──────── The data

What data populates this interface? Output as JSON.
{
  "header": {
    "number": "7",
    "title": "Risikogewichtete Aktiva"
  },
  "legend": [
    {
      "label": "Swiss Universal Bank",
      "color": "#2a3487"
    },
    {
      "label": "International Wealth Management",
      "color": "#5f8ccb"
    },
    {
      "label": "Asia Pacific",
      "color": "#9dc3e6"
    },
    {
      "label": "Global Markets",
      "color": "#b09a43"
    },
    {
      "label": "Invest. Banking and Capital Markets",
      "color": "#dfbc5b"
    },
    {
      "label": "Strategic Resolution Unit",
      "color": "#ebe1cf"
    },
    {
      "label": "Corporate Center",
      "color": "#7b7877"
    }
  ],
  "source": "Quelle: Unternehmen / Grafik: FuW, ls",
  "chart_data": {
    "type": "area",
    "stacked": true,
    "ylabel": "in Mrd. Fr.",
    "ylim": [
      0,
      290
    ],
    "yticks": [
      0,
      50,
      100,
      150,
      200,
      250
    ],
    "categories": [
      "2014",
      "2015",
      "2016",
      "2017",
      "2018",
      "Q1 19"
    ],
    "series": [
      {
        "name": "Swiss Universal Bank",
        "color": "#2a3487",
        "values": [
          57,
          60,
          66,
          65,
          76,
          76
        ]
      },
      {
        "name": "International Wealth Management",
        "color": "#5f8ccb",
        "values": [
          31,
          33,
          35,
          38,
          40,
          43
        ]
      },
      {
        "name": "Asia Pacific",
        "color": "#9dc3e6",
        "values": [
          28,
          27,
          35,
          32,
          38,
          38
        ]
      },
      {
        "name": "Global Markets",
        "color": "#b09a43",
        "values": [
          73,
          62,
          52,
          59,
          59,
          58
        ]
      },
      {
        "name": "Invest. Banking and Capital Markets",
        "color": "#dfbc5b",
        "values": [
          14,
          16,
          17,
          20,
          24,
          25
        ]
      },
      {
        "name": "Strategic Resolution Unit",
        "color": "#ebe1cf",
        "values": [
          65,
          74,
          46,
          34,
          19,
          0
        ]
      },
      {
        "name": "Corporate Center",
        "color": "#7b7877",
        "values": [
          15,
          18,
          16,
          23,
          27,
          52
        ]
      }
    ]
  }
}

────────────────

- _What the task requires_: Go through the data and return every record exactly.

- _Result of this exercise_:
What data populates this interface? Output as JSON.
{
  "header": {
    "number": "7",
    "title": "Risikogewichtete Aktiva"
  },
  "legend": [
    {
      "label": "Swiss Universal Bank",
      "color": "#2a3487"
    },
    {
      "label": "International Wealth Management",
      "color": "#5f8ccb"
    },
    {
      "label": "Asia Pacific",
      "color": "#9dc3e6"
    },
    {
      "label": "Global Markets",
      "color": "#b09a43"
    },
    {
      "label": "Invest. Banking and Capital Markets",
      "color": "#dfbc5b"
    },
    {
      "label": "Strategic Resolution Unit",
      "color": "#ebe1cf"
    },
    {
      "label": "Corporate Center",
      "color": "#7b7877"
    }
  ],
  "source": "Quelle: Unternehmen / Grafik: FuW, ls",
  "chart_data": {
    "type": "area",
    "stacked": true,
    "ylabel": "in Mrd. Fr.",
    "ylim": [
      0,
      290
    ],
    "yticks": [
      0,
      50,
      100,
      150,
      200,
      250
    ],
    "categories": [
      "2014",
      "2015",
      "2016",
      "2017",
      "2018",
      "Q1 19"
    ],
    "series": [
      {
        "name": "Swiss Universal Bank",
        "color": "#2a3487",
        "values": [
          57,
          60,
          66,
          65,
          76,
          76
        ]
      },
      {
        "name": "International Wealth Management",
        "color": "#5f8ccb",
        "values": [
          31,
          33,
          35,
          38,
          40,
          43
        ]
      },
      {
        "name": "Asia Pacific",
        "color": "#9dc3e6",
        "values": [
          28,
          27,
          35,
          32,
          38,
          38
        ]
      },
      {
        "name": "Global Markets",
        "color": "#b09a43",
        "values": [
          73,
          62,
          52,
          59,
          59,
          58
        ]
      },
      {
        "name": "Invest. Banking and Capital Markets",
        "color": "#dfbc5b",
        "values": [
          14,
          16,
          17,
          20,
          24,
          25
        ]
      },
      {
        "name": "Strategic Resolution Unit",
        "color": "#ebe1cf",
        "values": [
          65,
          74,
          46,
          34,
          19,
          0
        ]
      },
      {
        "name": "Corporate Center",
        "color": "#7b7877",
        "values": [
          15,
          18,
          16,
          23,
          27,
          52
        ]
      }
    ]
  }
}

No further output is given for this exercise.